Task objective -
Scan the lines below for the word "religion". Copy each line you find it in.

Record list -
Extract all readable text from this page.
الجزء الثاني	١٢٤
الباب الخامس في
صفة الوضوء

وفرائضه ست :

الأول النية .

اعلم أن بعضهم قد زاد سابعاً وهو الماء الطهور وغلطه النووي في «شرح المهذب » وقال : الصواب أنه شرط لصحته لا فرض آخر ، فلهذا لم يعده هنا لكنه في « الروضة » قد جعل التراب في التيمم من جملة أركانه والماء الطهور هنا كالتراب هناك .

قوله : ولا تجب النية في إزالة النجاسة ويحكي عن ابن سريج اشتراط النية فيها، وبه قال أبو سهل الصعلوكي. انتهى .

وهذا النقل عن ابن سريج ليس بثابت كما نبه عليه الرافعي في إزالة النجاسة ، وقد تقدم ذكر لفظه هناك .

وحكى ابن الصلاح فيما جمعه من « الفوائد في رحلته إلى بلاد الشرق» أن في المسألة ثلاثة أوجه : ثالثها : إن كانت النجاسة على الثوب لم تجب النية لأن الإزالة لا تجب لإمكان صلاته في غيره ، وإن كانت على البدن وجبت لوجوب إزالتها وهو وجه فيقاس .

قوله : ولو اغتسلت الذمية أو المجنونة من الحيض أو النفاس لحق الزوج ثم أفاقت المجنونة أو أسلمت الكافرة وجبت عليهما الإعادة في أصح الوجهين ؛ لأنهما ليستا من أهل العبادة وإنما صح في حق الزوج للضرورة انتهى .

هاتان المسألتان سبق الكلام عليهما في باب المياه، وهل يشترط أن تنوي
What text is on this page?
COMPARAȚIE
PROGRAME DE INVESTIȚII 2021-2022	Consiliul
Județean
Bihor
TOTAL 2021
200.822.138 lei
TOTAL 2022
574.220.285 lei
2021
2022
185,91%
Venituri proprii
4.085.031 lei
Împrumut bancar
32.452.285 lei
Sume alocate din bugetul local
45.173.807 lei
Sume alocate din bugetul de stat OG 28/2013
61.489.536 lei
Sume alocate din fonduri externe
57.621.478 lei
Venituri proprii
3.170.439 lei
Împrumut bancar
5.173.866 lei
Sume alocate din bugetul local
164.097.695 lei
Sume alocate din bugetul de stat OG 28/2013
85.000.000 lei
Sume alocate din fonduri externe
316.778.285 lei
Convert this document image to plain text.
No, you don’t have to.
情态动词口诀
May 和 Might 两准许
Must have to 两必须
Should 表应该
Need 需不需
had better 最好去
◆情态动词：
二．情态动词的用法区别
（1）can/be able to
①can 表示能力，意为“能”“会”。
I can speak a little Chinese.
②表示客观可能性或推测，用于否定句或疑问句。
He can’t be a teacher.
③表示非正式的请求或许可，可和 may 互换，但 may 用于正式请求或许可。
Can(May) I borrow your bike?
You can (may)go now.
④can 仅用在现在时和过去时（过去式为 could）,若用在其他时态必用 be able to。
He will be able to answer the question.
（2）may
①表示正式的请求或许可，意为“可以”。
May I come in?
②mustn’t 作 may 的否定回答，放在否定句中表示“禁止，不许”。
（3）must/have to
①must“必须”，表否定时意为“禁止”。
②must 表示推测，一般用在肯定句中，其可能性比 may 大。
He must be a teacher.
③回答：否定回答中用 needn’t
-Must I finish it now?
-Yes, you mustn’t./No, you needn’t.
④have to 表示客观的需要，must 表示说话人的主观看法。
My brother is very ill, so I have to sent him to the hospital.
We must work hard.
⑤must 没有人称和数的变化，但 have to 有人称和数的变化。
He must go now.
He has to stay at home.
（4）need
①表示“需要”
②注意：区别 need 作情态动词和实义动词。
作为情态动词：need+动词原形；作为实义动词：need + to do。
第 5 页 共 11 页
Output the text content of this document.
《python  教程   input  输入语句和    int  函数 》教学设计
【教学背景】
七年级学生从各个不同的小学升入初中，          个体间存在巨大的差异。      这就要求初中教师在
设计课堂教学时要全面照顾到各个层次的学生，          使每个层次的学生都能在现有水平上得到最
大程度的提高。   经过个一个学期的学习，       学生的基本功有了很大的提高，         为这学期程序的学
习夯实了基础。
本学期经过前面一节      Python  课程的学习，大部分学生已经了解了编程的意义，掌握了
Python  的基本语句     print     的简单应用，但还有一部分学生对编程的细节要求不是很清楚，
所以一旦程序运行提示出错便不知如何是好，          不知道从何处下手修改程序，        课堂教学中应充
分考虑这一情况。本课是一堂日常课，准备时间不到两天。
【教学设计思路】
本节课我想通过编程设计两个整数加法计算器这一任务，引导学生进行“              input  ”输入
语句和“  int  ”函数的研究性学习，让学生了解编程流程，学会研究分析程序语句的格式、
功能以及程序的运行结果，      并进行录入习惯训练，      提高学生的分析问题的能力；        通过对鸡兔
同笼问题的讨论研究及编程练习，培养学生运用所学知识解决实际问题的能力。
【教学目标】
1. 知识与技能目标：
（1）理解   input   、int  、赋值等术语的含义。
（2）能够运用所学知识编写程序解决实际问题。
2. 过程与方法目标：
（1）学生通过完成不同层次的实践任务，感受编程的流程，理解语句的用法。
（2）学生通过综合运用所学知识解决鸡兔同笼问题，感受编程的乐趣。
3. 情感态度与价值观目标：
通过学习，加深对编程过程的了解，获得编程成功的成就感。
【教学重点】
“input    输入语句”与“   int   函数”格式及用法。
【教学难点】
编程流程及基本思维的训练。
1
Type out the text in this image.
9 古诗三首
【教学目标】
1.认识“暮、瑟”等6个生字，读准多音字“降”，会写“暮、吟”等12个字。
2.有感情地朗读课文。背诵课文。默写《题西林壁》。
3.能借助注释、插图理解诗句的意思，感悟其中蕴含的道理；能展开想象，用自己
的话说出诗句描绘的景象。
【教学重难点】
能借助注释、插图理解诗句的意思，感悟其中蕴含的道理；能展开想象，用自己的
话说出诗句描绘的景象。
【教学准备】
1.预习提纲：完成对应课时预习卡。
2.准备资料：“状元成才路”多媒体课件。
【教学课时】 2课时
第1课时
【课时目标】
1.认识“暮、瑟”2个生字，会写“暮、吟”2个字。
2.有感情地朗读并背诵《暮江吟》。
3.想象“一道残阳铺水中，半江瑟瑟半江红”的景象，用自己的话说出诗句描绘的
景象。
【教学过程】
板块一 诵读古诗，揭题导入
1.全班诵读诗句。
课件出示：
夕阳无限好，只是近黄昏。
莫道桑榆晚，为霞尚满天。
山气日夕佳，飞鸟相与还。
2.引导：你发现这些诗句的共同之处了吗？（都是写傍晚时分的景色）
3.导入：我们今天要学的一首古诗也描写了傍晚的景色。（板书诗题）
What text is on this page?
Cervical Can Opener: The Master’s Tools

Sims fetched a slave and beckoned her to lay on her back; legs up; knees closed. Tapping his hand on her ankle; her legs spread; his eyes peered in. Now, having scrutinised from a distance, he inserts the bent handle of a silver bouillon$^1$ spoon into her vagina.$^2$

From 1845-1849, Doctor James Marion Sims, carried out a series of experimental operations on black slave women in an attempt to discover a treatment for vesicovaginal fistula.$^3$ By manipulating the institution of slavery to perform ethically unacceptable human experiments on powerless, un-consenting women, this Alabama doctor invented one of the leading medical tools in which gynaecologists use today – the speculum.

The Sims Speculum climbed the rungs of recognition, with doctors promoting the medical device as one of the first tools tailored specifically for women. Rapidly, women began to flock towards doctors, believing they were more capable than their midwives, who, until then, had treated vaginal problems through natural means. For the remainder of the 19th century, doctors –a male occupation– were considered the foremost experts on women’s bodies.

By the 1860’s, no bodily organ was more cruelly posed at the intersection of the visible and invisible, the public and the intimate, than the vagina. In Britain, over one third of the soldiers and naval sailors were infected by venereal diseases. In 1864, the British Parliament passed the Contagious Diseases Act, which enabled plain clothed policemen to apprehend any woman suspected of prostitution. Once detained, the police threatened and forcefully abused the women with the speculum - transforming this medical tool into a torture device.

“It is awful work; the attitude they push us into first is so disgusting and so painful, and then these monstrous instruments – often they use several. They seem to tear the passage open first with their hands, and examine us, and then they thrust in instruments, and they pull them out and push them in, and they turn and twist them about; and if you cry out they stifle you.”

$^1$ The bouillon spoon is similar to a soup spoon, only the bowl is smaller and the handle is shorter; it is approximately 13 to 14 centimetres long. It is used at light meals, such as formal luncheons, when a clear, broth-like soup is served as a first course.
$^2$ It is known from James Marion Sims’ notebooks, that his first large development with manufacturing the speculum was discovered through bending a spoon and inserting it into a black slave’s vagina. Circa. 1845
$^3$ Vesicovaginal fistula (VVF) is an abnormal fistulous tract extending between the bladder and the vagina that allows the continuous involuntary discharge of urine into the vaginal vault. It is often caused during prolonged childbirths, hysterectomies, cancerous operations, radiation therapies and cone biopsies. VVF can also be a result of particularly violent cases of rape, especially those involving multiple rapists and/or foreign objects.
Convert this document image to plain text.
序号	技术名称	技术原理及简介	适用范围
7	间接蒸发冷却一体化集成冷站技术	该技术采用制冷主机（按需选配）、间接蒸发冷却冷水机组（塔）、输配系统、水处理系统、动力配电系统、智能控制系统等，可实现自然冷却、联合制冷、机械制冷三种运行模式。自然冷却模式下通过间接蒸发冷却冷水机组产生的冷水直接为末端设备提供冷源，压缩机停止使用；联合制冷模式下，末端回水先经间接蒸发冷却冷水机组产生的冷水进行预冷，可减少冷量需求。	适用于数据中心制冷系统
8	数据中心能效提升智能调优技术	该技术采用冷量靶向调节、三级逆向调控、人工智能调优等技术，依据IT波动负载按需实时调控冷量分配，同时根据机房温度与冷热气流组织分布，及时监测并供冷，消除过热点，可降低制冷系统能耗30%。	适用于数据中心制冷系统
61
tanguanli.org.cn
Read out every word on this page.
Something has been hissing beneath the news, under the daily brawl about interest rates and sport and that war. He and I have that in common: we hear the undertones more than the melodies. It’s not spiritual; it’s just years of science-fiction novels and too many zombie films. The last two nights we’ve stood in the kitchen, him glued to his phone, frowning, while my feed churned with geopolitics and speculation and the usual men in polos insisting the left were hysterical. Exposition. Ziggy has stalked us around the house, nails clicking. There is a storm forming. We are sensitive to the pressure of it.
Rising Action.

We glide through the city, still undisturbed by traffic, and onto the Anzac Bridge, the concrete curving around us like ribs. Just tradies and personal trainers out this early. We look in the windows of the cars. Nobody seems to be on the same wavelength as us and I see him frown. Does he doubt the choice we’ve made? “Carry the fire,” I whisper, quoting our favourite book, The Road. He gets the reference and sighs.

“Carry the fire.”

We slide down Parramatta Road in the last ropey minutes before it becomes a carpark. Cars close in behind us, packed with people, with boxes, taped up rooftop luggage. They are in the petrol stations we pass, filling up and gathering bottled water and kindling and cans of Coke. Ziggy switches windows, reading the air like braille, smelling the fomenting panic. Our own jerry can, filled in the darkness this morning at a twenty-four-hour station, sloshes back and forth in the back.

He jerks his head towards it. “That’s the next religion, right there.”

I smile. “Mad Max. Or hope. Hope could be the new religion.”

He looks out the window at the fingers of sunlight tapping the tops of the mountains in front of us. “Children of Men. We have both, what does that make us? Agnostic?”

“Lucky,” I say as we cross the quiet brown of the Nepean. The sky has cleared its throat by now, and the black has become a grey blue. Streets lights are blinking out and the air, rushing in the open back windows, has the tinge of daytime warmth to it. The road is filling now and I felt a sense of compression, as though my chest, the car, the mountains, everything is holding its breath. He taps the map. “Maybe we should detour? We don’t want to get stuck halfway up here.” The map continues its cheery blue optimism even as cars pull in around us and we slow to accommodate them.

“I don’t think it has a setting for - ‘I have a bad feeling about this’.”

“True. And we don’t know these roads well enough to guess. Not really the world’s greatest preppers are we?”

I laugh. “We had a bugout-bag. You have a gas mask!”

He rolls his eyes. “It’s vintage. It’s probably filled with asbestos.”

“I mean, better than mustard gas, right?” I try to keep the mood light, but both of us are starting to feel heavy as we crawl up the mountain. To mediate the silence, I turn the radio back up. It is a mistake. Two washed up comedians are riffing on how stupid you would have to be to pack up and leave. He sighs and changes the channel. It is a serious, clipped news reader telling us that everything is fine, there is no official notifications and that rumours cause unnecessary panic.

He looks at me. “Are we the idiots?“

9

Result -
He jerks his head towards it. “That’s the next religion, right there.”
I smile. “Mad Max. Or hope. Hope could be the new religion.”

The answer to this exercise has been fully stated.